• **Information given**:
---*---
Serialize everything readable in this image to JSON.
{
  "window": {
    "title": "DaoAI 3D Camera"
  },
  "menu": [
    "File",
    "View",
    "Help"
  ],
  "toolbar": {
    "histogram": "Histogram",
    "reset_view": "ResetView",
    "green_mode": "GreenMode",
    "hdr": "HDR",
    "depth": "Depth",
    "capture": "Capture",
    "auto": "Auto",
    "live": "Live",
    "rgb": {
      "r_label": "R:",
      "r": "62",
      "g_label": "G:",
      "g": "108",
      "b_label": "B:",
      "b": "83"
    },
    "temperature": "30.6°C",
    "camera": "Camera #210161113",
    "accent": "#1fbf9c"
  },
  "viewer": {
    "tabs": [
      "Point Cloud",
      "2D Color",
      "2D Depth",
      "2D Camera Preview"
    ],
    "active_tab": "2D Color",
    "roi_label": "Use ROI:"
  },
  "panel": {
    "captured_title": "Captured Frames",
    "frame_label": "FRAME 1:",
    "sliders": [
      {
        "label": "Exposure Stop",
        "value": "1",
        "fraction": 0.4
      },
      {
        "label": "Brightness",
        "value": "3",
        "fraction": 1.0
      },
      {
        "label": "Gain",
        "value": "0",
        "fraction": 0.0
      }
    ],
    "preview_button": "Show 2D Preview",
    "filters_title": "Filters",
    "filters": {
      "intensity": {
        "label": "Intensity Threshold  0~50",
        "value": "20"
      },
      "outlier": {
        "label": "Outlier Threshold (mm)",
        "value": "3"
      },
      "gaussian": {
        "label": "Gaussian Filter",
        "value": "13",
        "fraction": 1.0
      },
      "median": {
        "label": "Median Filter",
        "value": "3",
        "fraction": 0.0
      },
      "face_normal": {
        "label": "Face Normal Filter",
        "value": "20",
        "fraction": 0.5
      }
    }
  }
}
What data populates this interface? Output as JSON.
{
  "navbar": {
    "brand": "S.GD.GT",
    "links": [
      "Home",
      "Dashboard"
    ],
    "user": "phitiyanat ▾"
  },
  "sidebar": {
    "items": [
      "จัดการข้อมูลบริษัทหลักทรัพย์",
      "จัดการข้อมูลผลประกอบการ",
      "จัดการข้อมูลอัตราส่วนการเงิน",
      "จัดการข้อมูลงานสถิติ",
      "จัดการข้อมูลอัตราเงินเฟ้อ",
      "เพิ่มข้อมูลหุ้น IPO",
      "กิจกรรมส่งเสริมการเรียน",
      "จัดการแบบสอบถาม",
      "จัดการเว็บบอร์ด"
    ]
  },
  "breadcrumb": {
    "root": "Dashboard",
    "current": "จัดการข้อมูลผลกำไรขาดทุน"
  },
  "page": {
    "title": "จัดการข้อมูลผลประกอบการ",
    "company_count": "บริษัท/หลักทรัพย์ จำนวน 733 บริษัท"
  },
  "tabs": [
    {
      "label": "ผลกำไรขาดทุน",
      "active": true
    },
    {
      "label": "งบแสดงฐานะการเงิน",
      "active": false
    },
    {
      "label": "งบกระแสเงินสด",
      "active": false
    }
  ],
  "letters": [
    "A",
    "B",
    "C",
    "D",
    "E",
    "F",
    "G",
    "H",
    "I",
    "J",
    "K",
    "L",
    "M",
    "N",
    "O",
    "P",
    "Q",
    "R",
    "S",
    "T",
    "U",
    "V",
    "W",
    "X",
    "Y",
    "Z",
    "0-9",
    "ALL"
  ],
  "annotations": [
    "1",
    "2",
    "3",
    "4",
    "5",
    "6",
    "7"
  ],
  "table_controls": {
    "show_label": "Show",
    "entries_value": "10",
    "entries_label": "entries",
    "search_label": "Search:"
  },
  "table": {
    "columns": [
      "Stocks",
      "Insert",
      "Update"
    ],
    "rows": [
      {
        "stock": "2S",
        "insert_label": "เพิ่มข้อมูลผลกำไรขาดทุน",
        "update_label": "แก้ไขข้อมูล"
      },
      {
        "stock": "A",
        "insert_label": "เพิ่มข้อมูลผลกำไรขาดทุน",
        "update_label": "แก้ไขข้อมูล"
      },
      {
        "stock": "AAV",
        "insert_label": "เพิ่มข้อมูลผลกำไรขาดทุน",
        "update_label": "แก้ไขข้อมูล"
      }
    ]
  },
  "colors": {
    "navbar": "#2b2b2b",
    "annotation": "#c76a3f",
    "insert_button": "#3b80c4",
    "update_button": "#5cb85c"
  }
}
---*---
• **Aim of the task**:
Nothing in the data may differ; print all of it exactly as written.

• **Problem solution**:
Serialize everything readable in this image to JSON.
{
  "window": {
    "title": "DaoAI 3D Camera"
  },
  "menu": [
    "File",
    "View",
    "Help"
  ],
  "toolbar": {
    "histogram": "Histogram",
    "reset_view": "ResetView",
    "green_mode": "GreenMode",
    "hdr": "HDR",
    "depth": "Depth",
    "capture": "Capture",
    "auto": "Auto",
    "live": "Live",
    "rgb": {
      "r_label": "R:",
      "r": "62",
      "g_label": "G:",
      "g": "108",
      "b_label": "B:",
      "b": "83"
    },
    "temperature": "30.6°C",
    "camera": "Camera #210161113",
    "accent": "#1fbf9c"
  },
  "viewer": {
    "tabs": [
      "Point Cloud",
      "2D Color",
      "2D Depth",
      "2D Camera Preview"
    ],
    "active_tab": "2D Color",
    "roi_label": "Use ROI:"
  },
  "panel": {
    "captured_title": "Captured Frames",
    "frame_label": "FRAME 1:",
    "sliders": [
      {
        "label": "Exposure Stop",
        "value": "1",
        "fraction": 0.4
      },
      {
        "label": "Brightness",
        "value": "3",
        "fraction": 1.0
      },
      {
        "label": "Gain",
        "value": "0",
        "fraction": 0.0
      }
    ],
    "preview_button": "Show 2D Preview",
    "filters_title": "Filters",
    "filters": {
      "intensity": {
        "label": "Intensity Threshold  0~50",
        "value": "20"
      },
      "outlier": {
        "label": "Outlier Threshold (mm)",
        "value": "3"
      },
      "gaussian": {
        "label": "Gaussian Filter",
        "value": "13",
        "fraction": 1.0
      },
      "median": {
        "label": "Median Filter",
        "value": "3",
        "fraction": 0.0
      },
      "face_normal": {
        "label": "Face Normal Filter",
        "value": "20",
        "fraction": 0.5
      }
    }
  }
}
What data populates this interface? Output as JSON.
{
  "navbar": {
    "brand": "S.GD.GT",
    "links": [
      "Home",
      "Dashboard"
    ],
    "user": "phitiyanat ▾"
  },
  "sidebar": {
    "items": [
      "จัดการข้อมูลบริษัทหลักทรัพย์",
      "จัดการข้อมูลผลประกอบการ",
      "จัดการข้อมูลอัตราส่วนการเงิน",
      "จัดการข้อมูลงานสถิติ",
      "จัดการข้อมูลอัตราเงินเฟ้อ",
      "เพิ่มข้อมูลหุ้น IPO",
      "กิจกรรมส่งเสริมการเรียน",
      "จัดการแบบสอบถาม",
      "จัดการเว็บบอร์ด"
    ]
  },
  "breadcrumb": {
    "root": "Dashboard",
    "current": "จัดการข้อมูลผลกำไรขาดทุน"
  },
  "page": {
    "title": "จัดการข้อมูลผลประกอบการ",
    "company_count": "บริษัท/หลักทรัพย์ จำนวน 733 บริษัท"
  },
  "tabs": [
    {
      "label": "ผลกำไรขาดทุน",
      "active": true
    },
    {
      "label": "งบแสดงฐานะการเงิน",
      "active": false
    },
    {
      "label": "งบกระแสเงินสด",
      "active": false
    }
  ],
  "letters": [
    "A",
    "B",
    "C",
    "D",
    "E",
    "F",
    "G",
    "H",
    "I",
    "J",
    "K",
    "L",
    "M",
    "N",
    "O",
    "P",
    "Q",
    "R",
    "S",
    "T",
    "U",
    "V",
    "W",
    "X",
    "Y",
    "Z",
    "0-9",
    "ALL"
  ],
  "annotations": [
    "1",
    "2",
    "3",
    "4",
    "5",
    "6",
    "7"
  ],
  "table_controls": {
    "show_label": "Show",
    "entries_value": "10",
    "entries_label": "entries",
    "search_label": "Search:"
  },
  "table": {
    "columns": [
      "Stocks",
      "Insert",
      "Update"
    ],
    "rows": [
      {
        "stock": "2S",
        "insert_label": "เพิ่มข้อมูลผลกำไรขาดทุน",
        "update_label": "แก้ไขข้อมูล"
      },
      {
        "stock": "A",
        "insert_label": "เพิ่มข้อมูลผลกำไรขาดทุน",
        "update_label": "แก้ไขข้อมูล"
      },
      {
        "stock": "AAV",
        "insert_label": "เพิ่มข้อมูลผลกำไรขาดทุน",
        "update_label": "แก้ไขข้อมูล"
      }
    ]
  },
  "colors": {
    "navbar": "#2b2b2b",
    "annotation": "#c76a3f",
    "insert_button": "#3b80c4",
    "update_button": "#5cb85c"
  }
}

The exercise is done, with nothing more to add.